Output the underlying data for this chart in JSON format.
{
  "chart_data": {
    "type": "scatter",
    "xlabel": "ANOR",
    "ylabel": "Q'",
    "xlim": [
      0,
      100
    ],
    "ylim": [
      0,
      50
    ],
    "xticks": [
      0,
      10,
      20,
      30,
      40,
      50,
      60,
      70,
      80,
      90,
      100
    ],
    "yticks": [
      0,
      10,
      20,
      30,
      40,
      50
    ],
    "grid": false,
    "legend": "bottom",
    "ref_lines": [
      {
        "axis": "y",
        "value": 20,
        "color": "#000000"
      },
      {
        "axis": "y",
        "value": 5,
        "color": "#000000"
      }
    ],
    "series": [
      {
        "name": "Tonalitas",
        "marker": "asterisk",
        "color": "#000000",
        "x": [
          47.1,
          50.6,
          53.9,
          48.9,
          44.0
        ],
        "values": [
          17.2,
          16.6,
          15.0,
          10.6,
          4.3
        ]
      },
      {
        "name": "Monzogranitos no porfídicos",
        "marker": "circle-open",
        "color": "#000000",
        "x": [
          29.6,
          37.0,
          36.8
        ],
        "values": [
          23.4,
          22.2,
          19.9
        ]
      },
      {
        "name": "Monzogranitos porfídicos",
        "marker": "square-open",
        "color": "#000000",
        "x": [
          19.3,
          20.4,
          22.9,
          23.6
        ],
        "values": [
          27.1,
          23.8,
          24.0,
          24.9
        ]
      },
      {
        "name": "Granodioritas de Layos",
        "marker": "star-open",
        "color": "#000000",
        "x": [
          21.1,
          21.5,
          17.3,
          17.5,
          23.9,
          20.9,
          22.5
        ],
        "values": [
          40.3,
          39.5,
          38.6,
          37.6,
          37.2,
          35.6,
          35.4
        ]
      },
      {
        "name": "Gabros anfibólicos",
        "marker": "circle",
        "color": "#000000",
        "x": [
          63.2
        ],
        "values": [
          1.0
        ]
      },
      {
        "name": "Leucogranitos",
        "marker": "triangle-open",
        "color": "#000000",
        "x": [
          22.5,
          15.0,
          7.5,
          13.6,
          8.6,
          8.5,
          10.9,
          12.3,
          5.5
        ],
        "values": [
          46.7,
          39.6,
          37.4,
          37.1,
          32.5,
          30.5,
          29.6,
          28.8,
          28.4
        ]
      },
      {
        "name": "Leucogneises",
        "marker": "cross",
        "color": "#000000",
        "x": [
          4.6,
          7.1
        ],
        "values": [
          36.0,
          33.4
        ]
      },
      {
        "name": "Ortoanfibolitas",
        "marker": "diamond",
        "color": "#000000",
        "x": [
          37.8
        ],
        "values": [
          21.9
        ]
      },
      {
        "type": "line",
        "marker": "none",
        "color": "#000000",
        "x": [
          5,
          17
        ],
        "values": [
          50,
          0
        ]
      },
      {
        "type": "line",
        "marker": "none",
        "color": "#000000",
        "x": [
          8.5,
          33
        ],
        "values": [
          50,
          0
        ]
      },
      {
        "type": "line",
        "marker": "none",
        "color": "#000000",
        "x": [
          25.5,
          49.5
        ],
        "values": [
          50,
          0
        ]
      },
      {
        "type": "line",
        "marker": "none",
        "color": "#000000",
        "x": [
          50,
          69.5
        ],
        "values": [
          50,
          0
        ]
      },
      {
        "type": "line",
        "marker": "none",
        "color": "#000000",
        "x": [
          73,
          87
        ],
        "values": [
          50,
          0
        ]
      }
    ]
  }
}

------------------------------

Job:
Hand back the material above in full, exactly as written.

Task solution:
Output the underlying data for this chart in JSON format.
{
  "chart_data": {
    "type": "scatter",
    "xlabel": "ANOR",
    "ylabel": "Q'",
    "xlim": [
      0,
      100
    ],
    "ylim": [
      0,
      50
    ],
    "xticks": [
      0,
      10,
      20,
      30,
      40,
      50,
      60,
      70,
      80,
      90,
      100
    ],
    "yticks": [
      0,
      10,
      20,
      30,
      40,
      50
    ],
    "grid": false,
    "legend": "bottom",
    "ref_lines": [
      {
        "axis": "y",
        "value": 20,
        "color": "#000000"
      },
      {
        "axis": "y",
        "value": 5,
        "color": "#000000"
      }
    ],
    "series": [
      {
        "name": "Tonalitas",
        "marker": "asterisk",
        "color": "#000000",
        "x": [
          47.1,
          50.6,
          53.9,
          48.9,
          44.0
        ],
        "values": [
          17.2,
          16.6,
          15.0,
          10.6,
          4.3
        ]
      },
      {
        "name": "Monzogranitos no porfídicos",
        "marker": "circle-open",
        "color": "#000000",
        "x": [
          29.6,
          37.0,
          36.8
        ],
        "values": [
          23.4,
          22.2,
          19.9
        ]
      },
      {
        "name": "Monzogranitos porfídicos",
        "marker": "square-open",
        "color": "#000000",
        "x": [
          19.3,
          20.4,
          22.9,
          23.6
        ],
        "values": [
          27.1,
          23.8,
          24.0,
          24.9
        ]
      },
      {
        "name": "Granodioritas de Layos",
        "marker": "star-open",
        "color": "#000000",
        "x": [
          21.1,
          21.5,
          17.3,
          17.5,
          23.9,
          20.9,
          22.5
        ],
        "values": [
          40.3,
          39.5,
          38.6,
          37.6,
          37.2,
          35.6,
          35.4
        ]
      },
      {
        "name": "Gabros anfibólicos",
        "marker": "circle",
        "color": "#000000",
        "x": [
          63.2
        ],
        "values": [
          1.0
        ]
      },
      {
        "name": "Leucogranitos",
        "marker": "triangle-open",
        "color": "#000000",
        "x": [
          22.5,
          15.0,
          7.5,
          13.6,
          8.6,
          8.5,
          10.9,
          12.3,
          5.5
        ],
        "values": [
          46.7,
          39.6,
          37.4,
          37.1,
          32.5,
          30.5,
          29.6,
          28.8,
          28.4
        ]
      },
      {
        "name": "Leucogneises",
        "marker": "cross",
        "color": "#000000",
        "x": [
          4.6,
          7.1
        ],
        "values": [
          36.0,
          33.4
        ]
      },
      {
        "name": "Ortoanfibolitas",
        "marker": "diamond",
        "color": "#000000",
        "x": [
          37.8
        ],
        "values": [
          21.9
        ]
      },
      {
        "type": "line",
        "marker": "none",
        "color": "#000000",
        "x": [
          5,
          17
        ],
        "values": [
          50,
          0
        ]
      },
      {
        "type": "line",
        "marker": "none",
        "color": "#000000",
        "x": [
          8.5,
          33
        ],
        "values": [
          50,
          0
        ]
      },
      {
        "type": "line",
        "marker": "none",
        "color": "#000000",
        "x": [
          25.5,
          49.5
        ],
        "values": [
          50,
          0
        ]
      },
      {
        "type": "line",
        "marker": "none",
        "color": "#000000",
        "x": [
          50,
          69.5
        ],
        "values": [
          50,
          0
        ]
      },
      {
        "type": "line",
        "marker": "none",
        "color": "#000000",
        "x": [
          73,
          87
        ],
        "values": [
          50,
          0
        ]
      }
    ]
  }
}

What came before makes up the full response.